**YOUR GOAL**. Each record below should be output verbatim, without pictures.
***** AVAILABLE DATA *****
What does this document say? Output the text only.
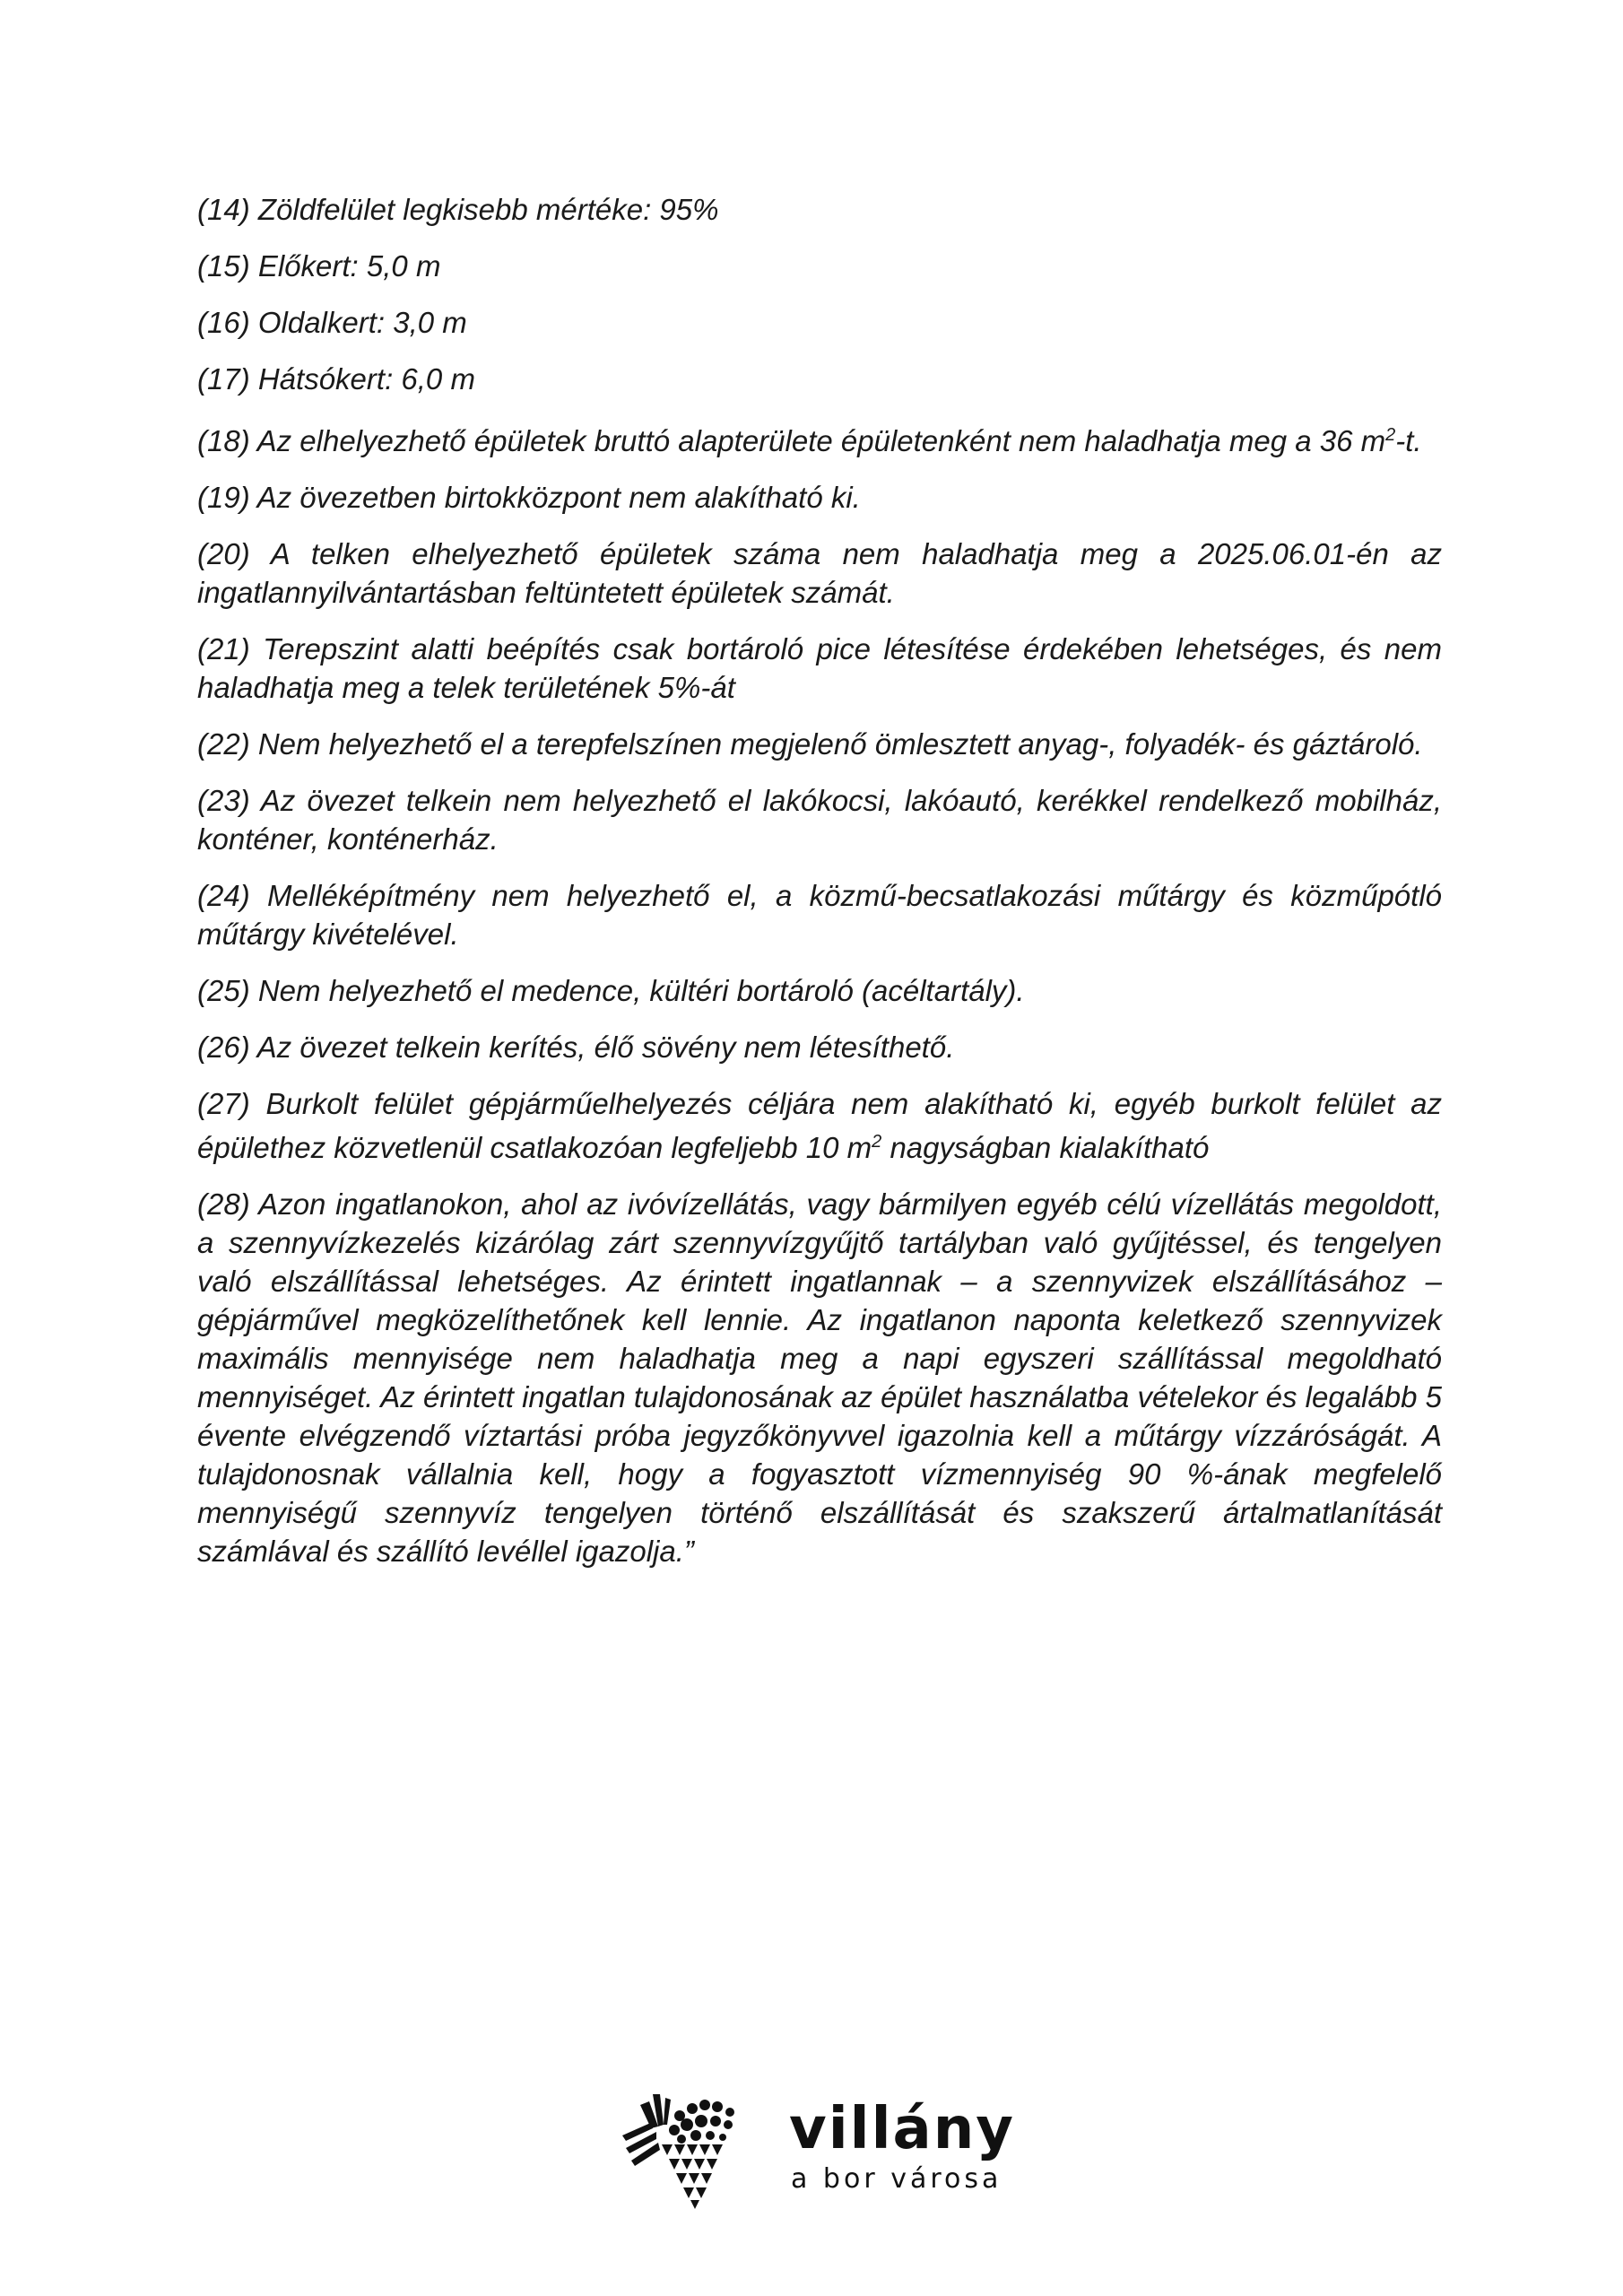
(14) Zöldfelület legkisebb mértéke: 95%

(15) Előkert: 5,0 m

(16) Oldalkert: 3,0 m

(17) Hátsókert: 6,0 m

(18) Az elhelyezhető épületek bruttó alapterülete épületenként nem haladhatja meg a 36 $m^2-t$.

(19) Az övezetben birtokközpont nem alakítható ki.

(20) A telken elhelyezhető épületek száma nem haladhatja meg a 2025.06.01-én az ingatlannyilvántartásban feltüntetett épületek számát.

(21) Terepszint alatti beépítés csak bortároló pice létesítése érdekében lehetséges, és nem haladhatja meg a telek területének 5%-át

(22) Nem helyezhető el a terepfelszínen megjelenő ömlesztett anyag-, folyadék- és gáztároló.

(23) Az övezet telkein nem helyezhető el lakókocsi, lakóautó, kerékkel rendelkező mobilház, konténer, konténerház.

(24) Melléképítmény nem helyezhető el, a közmű-becsatlakozási műtárgy és közműpótló műtárgy kivételével.

(25) Nem helyezhető el medence, kültéri bortároló (acéltartály).

(26) Az övezet telkein kerítés, élő sövény nem létesíthető.

(27) Burkolt felület gépjárműelhelyezés céljára nem alakítható ki, egyéb burkolt felület az épülethez közvetlenül csatlakozóan legfeljebb 10 $m^2$ nagyságban kialakítható

(28) Azon ingatlanokon, ahol az ivóvízellátás, vagy bármilyen egyéb célú vízellátás megoldott, a szennyvízkezelés kizárólag zárt szennyvízgyűjtő tartályban való gyűjtéssel, és tengelyen való elszállítással lehetséges. Az érintett ingatlannak – a szennyvizek elszállításához – gépjárművel megközelíthetőnek kell lennie. Az ingatlanon naponta keletkező szennyvizek maximális mennyisége nem haladhatja meg a napi egyszeri szállítással megoldható mennyiséget. Az érintett ingatlan tulajdonosának az épület használatba vételekor és legalább 5 évente elvégzendő víztartási próba jegyzőkönyvvel igazolnia kell a műtárgy vízzáróságát. A tulajdonosnak vállalnia kell, hogy a fogyasztott vízmennyiség 90 %-ának megfelelő mennyiségű szennyvíz tengelyen történő elszállítását és szakszerű ártalmatlanítását számlával és szállító levéllel igazolja.”

villány
a bor városa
*****
**FULL RESPONSE**.
What does this document say? Output the text only.
(14) Zöldfelület legkisebb mértéke: 95%

(15) Előkert: 5,0 m

(16) Oldalkert: 3,0 m

(17) Hátsókert: 6,0 m

(18) Az elhelyezhető épületek bruttó alapterülete épületenként nem haladhatja meg a 36 $m^2-t$.

(19) Az övezetben birtokközpont nem alakítható ki.

(20) A telken elhelyezhető épületek száma nem haladhatja meg a 2025.06.01-én az ingatlannyilvántartásban feltüntetett épületek számát.

(21) Terepszint alatti beépítés csak bortároló pice létesítése érdekében lehetséges, és nem haladhatja meg a telek területének 5%-át

(22) Nem helyezhető el a terepfelszínen megjelenő ömlesztett anyag-, folyadék- és gáztároló.

(23) Az övezet telkein nem helyezhető el lakókocsi, lakóautó, kerékkel rendelkező mobilház, konténer, konténerház.

(24) Melléképítmény nem helyezhető el, a közmű-becsatlakozási műtárgy és közműpótló műtárgy kivételével.

(25) Nem helyezhető el medence, kültéri bortároló (acéltartály).

(26) Az övezet telkein kerítés, élő sövény nem létesíthető.

(27) Burkolt felület gépjárműelhelyezés céljára nem alakítható ki, egyéb burkolt felület az épülethez közvetlenül csatlakozóan legfeljebb 10 $m^2$ nagyságban kialakítható

(28) Azon ingatlanokon, ahol az ivóvízellátás, vagy bármilyen egyéb célú vízellátás megoldott, a szennyvízkezelés kizárólag zárt szennyvízgyűjtő tartályban való gyűjtéssel, és tengelyen való elszállítással lehetséges. Az érintett ingatlannak – a szennyvizek elszállításához – gépjárművel megközelíthetőnek kell lennie. Az ingatlanon naponta keletkező szennyvizek maximális mennyisége nem haladhatja meg a napi egyszeri szállítással megoldható mennyiséget. Az érintett ingatlan tulajdonosának az épület használatba vételekor és legalább 5 évente elvégzendő víztartási próba jegyzőkönyvvel igazolnia kell a műtárgy vízzáróságát. A tulajdonosnak vállalnia kell, hogy a fogyasztott vízmennyiség 90 %-ának megfelelő mennyiségű szennyvíz tengelyen történő elszállítását és szakszerű ártalmatlanítását számlával és szállító levéllel igazolja.”

villány
a bor városa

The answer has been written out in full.